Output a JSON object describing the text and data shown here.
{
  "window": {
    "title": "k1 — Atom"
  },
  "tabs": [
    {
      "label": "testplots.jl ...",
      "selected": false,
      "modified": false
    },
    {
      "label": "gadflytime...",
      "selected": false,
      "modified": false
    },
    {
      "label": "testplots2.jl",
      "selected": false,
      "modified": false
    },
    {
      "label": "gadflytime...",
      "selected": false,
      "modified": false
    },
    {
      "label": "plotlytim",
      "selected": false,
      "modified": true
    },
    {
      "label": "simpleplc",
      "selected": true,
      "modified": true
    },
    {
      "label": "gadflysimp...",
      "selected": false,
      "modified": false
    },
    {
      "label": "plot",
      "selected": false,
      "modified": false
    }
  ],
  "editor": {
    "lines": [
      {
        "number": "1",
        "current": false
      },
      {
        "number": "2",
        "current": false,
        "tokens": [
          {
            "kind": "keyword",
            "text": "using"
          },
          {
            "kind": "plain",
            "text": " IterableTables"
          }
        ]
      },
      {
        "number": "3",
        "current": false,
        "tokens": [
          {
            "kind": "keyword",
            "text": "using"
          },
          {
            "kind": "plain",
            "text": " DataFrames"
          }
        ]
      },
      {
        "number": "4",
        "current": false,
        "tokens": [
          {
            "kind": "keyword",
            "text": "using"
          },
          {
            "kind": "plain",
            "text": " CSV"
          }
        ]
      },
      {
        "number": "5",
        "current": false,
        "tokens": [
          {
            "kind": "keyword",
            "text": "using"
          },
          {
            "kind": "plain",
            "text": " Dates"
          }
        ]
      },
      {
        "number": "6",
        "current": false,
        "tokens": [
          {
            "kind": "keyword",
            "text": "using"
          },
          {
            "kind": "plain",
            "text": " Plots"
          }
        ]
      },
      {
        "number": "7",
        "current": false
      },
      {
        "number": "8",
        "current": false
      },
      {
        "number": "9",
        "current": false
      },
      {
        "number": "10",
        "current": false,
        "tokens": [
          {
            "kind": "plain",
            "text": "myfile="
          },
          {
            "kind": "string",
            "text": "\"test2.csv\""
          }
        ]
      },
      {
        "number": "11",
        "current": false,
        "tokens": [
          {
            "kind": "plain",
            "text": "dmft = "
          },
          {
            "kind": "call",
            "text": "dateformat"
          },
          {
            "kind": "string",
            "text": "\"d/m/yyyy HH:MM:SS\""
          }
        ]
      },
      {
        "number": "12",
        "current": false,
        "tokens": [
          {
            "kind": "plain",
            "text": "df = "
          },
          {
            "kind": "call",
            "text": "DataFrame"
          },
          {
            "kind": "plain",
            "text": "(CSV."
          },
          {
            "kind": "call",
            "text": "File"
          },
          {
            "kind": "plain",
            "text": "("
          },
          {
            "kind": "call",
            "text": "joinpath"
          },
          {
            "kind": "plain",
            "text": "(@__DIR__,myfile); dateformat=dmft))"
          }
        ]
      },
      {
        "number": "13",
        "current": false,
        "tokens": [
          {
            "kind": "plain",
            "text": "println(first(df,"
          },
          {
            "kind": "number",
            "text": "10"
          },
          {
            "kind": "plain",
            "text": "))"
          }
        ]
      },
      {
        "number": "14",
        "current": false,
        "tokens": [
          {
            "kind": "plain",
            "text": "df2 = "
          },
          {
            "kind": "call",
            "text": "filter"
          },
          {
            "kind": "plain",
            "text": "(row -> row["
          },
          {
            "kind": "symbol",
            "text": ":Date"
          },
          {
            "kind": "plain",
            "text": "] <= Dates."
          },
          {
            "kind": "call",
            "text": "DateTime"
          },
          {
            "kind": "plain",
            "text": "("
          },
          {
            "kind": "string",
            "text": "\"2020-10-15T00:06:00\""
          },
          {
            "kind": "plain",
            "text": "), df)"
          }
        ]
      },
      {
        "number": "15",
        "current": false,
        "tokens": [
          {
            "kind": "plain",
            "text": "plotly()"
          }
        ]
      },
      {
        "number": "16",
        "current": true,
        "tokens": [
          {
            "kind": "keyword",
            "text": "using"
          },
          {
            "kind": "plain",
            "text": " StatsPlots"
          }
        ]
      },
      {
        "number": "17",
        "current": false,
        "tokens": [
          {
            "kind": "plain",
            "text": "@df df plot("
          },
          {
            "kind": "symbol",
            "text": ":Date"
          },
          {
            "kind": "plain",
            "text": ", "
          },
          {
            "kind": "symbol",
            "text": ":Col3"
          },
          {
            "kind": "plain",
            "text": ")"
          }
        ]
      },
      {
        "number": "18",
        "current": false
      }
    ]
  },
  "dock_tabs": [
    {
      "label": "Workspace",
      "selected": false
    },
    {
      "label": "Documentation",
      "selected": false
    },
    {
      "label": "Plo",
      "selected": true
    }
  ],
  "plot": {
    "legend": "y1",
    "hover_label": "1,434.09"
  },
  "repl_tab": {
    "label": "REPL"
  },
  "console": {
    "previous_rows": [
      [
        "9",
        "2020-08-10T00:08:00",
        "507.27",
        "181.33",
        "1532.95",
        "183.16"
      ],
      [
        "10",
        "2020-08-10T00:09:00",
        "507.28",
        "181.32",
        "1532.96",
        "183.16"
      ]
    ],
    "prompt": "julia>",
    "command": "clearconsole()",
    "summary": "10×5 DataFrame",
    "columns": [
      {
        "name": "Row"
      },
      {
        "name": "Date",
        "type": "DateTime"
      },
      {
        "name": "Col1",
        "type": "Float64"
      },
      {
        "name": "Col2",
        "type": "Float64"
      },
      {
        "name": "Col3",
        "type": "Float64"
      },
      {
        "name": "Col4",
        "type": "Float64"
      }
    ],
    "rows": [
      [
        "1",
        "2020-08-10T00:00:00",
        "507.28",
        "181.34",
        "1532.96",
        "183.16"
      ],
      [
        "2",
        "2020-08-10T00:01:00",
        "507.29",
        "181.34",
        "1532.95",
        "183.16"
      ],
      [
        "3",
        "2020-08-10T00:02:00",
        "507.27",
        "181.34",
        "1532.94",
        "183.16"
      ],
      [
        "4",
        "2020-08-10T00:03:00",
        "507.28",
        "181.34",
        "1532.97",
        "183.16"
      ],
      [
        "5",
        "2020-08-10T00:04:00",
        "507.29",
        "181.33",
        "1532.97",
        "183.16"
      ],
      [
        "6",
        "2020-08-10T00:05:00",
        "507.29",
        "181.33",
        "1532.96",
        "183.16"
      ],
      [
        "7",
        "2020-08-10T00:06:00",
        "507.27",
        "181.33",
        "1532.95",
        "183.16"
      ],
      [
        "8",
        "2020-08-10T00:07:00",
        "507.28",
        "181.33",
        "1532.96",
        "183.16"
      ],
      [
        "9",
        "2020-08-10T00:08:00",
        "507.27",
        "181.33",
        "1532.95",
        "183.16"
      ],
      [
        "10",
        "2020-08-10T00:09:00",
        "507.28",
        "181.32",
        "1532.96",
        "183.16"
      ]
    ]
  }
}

┄┄┄┄┄┄

TASK GOAL
List the lines of the entries that include "dateformat".

ANSWER FOR THIS EXERCISE
            "text": "dateformat"
            "text": "(@__DIR__,myfile); dateformat=dmft))"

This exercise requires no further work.